Directive:
Show every line where "naming" occurs.

(Stored entries)
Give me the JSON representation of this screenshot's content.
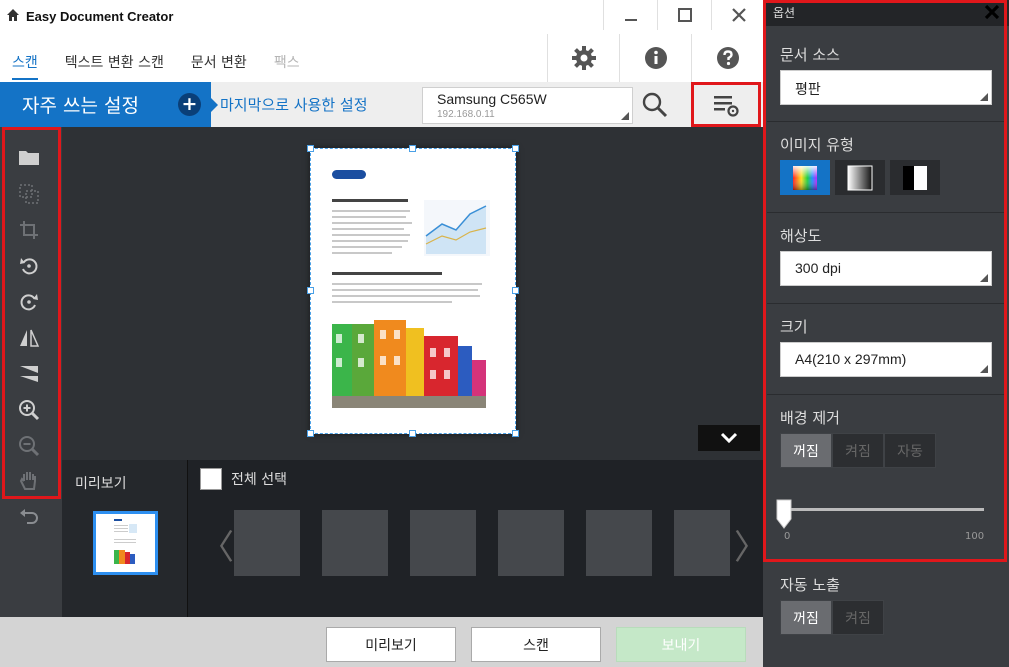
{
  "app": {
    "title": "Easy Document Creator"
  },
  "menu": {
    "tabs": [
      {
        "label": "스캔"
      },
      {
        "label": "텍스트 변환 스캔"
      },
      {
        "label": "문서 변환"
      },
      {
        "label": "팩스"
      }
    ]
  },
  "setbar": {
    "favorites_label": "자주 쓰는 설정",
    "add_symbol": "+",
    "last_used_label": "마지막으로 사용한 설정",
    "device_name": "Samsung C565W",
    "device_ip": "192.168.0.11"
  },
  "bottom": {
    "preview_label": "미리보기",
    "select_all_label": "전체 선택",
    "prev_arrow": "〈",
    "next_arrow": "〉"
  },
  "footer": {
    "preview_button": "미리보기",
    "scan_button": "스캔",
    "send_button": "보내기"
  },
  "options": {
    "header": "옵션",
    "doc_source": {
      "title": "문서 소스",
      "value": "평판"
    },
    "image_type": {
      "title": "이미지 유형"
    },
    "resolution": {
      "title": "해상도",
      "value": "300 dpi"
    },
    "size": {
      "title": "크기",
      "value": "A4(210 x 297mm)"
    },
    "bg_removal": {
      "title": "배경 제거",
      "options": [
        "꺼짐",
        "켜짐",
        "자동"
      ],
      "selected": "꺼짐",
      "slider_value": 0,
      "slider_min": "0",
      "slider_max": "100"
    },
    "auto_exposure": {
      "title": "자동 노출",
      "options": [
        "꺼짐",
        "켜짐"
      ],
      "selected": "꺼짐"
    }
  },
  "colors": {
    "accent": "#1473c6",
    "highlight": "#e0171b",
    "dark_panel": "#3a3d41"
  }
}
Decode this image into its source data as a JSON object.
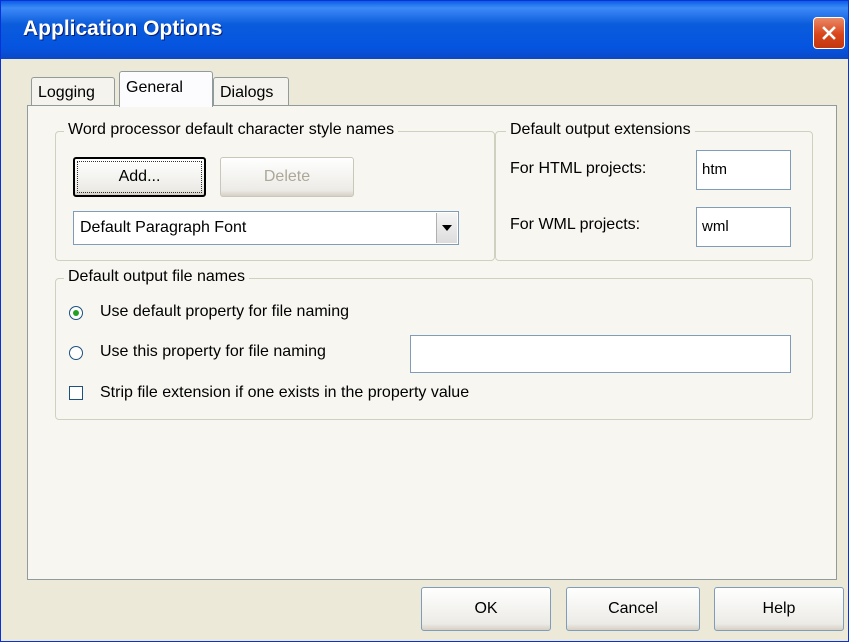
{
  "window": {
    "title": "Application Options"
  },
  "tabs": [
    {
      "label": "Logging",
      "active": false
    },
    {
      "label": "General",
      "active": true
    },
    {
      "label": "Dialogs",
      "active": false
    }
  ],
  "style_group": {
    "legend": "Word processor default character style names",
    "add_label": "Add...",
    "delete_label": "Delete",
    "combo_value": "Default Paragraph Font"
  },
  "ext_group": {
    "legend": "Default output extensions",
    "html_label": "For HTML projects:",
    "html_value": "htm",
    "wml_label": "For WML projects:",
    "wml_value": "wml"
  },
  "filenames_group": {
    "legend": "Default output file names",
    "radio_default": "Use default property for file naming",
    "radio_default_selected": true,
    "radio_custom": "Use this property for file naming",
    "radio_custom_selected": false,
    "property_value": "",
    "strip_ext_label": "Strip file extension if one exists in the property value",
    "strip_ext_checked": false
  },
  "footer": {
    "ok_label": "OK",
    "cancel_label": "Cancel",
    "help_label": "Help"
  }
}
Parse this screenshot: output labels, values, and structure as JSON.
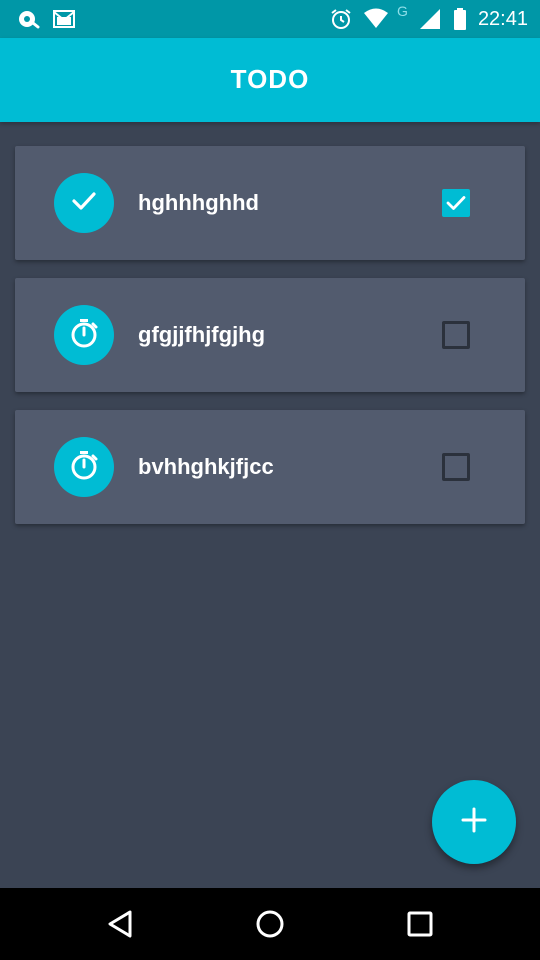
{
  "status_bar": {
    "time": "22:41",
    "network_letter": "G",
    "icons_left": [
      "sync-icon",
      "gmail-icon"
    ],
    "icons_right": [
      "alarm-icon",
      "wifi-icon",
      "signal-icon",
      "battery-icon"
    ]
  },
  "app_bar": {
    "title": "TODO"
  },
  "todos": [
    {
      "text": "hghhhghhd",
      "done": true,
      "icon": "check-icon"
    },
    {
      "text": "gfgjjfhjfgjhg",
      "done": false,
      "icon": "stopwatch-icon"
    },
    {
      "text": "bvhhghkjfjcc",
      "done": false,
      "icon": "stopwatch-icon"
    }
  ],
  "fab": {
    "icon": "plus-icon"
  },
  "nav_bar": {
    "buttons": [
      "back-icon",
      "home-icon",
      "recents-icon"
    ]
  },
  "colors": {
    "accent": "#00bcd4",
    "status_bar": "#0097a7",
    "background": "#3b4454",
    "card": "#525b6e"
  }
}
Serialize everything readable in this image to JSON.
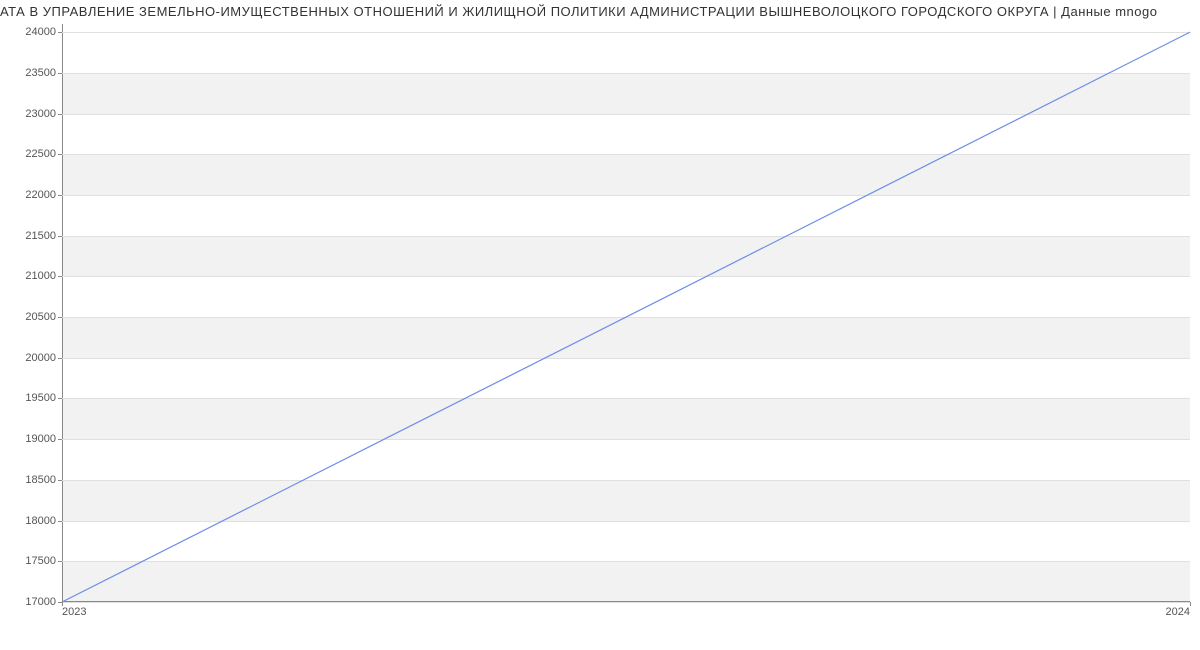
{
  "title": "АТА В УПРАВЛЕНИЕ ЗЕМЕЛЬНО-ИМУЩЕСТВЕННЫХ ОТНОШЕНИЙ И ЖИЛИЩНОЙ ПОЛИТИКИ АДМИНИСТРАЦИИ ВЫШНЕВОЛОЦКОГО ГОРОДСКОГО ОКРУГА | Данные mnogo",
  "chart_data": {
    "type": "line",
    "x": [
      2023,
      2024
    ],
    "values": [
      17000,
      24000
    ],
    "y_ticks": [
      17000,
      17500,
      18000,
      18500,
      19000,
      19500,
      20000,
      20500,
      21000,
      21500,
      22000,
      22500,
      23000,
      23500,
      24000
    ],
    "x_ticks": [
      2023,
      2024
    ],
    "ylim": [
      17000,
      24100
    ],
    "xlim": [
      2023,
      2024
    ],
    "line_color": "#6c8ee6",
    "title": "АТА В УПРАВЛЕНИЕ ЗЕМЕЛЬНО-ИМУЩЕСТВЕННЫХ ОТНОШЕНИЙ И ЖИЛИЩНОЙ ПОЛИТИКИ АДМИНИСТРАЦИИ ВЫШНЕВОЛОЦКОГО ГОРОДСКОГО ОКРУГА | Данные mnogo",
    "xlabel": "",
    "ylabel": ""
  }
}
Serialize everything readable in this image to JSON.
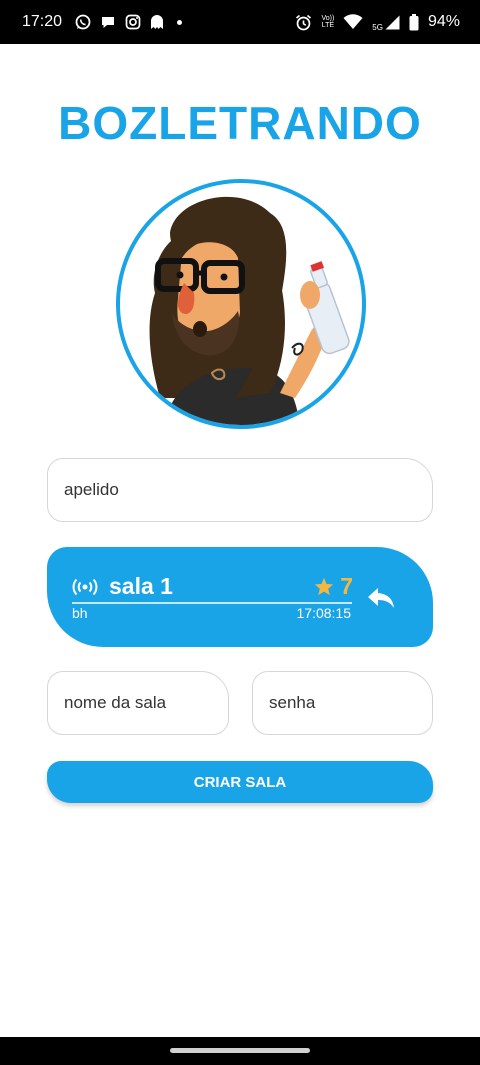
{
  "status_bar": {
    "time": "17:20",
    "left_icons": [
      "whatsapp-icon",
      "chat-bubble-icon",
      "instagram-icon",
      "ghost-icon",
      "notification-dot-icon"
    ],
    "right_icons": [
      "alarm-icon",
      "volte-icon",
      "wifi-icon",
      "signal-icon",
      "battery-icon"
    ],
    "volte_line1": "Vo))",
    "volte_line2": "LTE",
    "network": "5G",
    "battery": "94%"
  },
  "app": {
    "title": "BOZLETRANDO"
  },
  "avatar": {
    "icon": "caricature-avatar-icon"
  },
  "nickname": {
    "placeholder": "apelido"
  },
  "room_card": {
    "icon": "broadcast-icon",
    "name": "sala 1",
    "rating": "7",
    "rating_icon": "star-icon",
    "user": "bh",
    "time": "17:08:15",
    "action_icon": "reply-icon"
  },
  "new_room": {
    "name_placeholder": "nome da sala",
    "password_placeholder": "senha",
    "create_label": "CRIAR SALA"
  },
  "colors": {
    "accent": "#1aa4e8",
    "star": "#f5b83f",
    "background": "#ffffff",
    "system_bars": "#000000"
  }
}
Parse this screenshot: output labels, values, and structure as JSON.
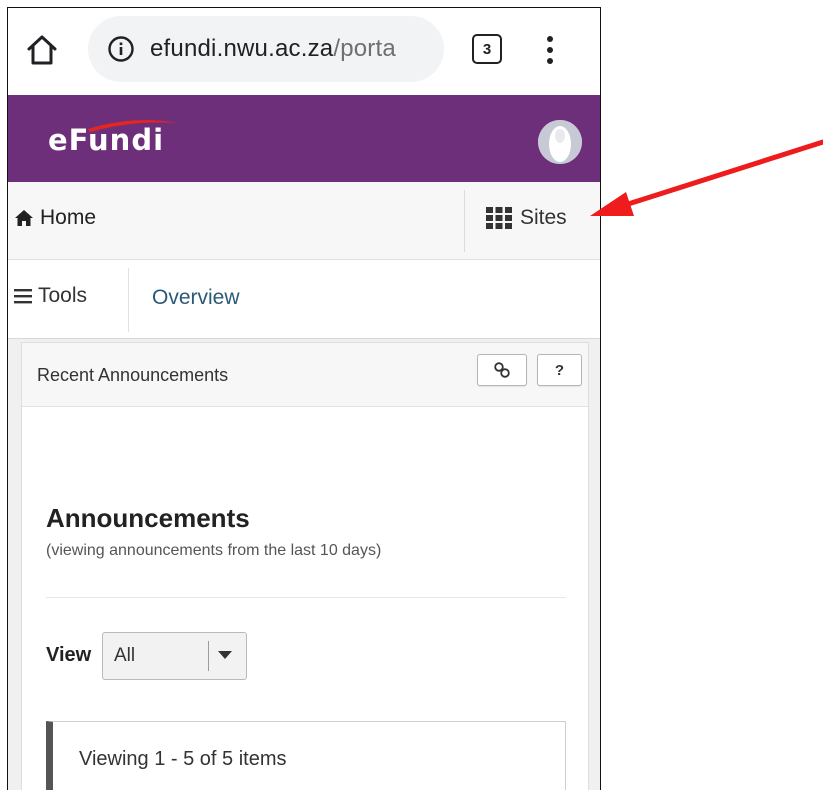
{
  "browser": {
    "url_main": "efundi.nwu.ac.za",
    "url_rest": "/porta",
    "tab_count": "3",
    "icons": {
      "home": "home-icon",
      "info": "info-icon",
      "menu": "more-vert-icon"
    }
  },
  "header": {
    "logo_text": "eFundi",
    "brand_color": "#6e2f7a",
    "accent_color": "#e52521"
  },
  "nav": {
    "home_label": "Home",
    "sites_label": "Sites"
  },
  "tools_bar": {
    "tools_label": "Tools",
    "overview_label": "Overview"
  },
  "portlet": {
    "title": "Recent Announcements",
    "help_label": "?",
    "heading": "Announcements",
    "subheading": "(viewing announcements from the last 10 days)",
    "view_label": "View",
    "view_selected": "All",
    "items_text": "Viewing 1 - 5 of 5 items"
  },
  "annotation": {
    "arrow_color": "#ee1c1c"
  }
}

The completed task:
    "radio_default": "Use default property for file naming",
    "radio_custom": "Use this property for file naming",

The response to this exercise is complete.